**Task goal**
Give back every entry exactly as it is written, but not the pictures.

----

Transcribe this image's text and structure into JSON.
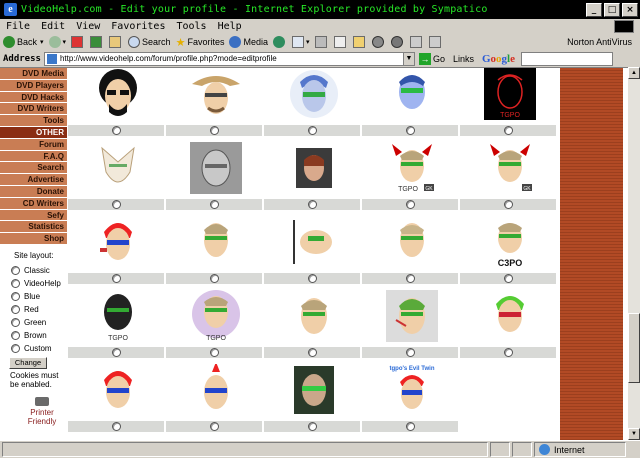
{
  "window": {
    "title": "VideoHelp.com - Edit your profile - Internet Explorer provided by Sympatico"
  },
  "menu": [
    "File",
    "Edit",
    "View",
    "Favorites",
    "Tools",
    "Help"
  ],
  "toolbar": {
    "back": "Back",
    "search": "Search",
    "favorites": "Favorites",
    "media": "Media",
    "norton": "Norton AntiVirus"
  },
  "address": {
    "label": "Address",
    "url": "http://www.videohelp.com/forum/profile.php?mode=editprofile",
    "go": "Go",
    "links": "Links",
    "google": [
      "G",
      "o",
      "o",
      "g",
      "l",
      "e"
    ]
  },
  "sidebar": {
    "nav": [
      "DVD Media",
      "DVD Players",
      "DVD Hacks",
      "DVD Writers",
      "Tools",
      "OTHER",
      "Forum",
      "F.A.Q",
      "Search",
      "Advertise",
      "Donate",
      "CD Writers",
      "Sefy",
      "Statistics",
      "Shop"
    ],
    "active_index": 5,
    "layout_title": "Site layout:",
    "layout_options": [
      "Classic",
      "VideoHelp",
      "Blue",
      "Red",
      "Green",
      "Brown",
      "Custom"
    ],
    "change_label": "Change",
    "cookies_note": "Cookies must be enabled.",
    "printer_label": "Printer Friendly"
  },
  "avatars": {
    "captions": {
      "r0c4": "TGPO",
      "r1c3": "TGPO",
      "r2c4": "C3PO",
      "r3c0": "TGPO",
      "r3c1": "TGPO",
      "r4c3": "tgpo's Evil Twin"
    },
    "tag_r1c3": "GK",
    "tag_r1c4": "GK"
  },
  "status": {
    "zone": "Internet"
  },
  "colors": {
    "nav": "#c97d54",
    "nav_active": "#8a2e13",
    "title_text": "#27e827",
    "right_bar": "#b24a25"
  }
}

----

**Your solution**
Transcribe this image's text and structure into JSON.
{
  "window": {
    "title": "VideoHelp.com - Edit your profile - Internet Explorer provided by Sympatico"
  },
  "menu": [
    "File",
    "Edit",
    "View",
    "Favorites",
    "Tools",
    "Help"
  ],
  "toolbar": {
    "back": "Back",
    "search": "Search",
    "favorites": "Favorites",
    "media": "Media",
    "norton": "Norton AntiVirus"
  },
  "address": {
    "label": "Address",
    "url": "http://www.videohelp.com/forum/profile.php?mode=editprofile",
    "go": "Go",
    "links": "Links",
    "google": [
      "G",
      "o",
      "o",
      "g",
      "l",
      "e"
    ]
  },
  "sidebar": {
    "nav": [
      "DVD Media",
      "DVD Players",
      "DVD Hacks",
      "DVD Writers",
      "Tools",
      "OTHER",
      "Forum",
      "F.A.Q",
      "Search",
      "Advertise",
      "Donate",
      "CD Writers",
      "Sefy",
      "Statistics",
      "Shop"
    ],
    "active_index": 5,
    "layout_title": "Site layout:",
    "layout_options": [
      "Classic",
      "VideoHelp",
      "Blue",
      "Red",
      "Green",
      "Brown",
      "Custom"
    ],
    "change_label": "Change",
    "cookies_note": "Cookies must be enabled.",
    "printer_label": "Printer Friendly"
  },
  "avatars": {
    "captions": {
      "r0c4": "TGPO",
      "r1c3": "TGPO",
      "r2c4": "C3PO",
      "r3c0": "TGPO",
      "r3c1": "TGPO",
      "r4c3": "tgpo's Evil Twin"
    },
    "tag_r1c3": "GK",
    "tag_r1c4": "GK"
  },
  "status": {
    "zone": "Internet"
  },
  "colors": {
    "nav": "#c97d54",
    "nav_active": "#8a2e13",
    "title_text": "#27e827",
    "right_bar": "#b24a25"
  }
}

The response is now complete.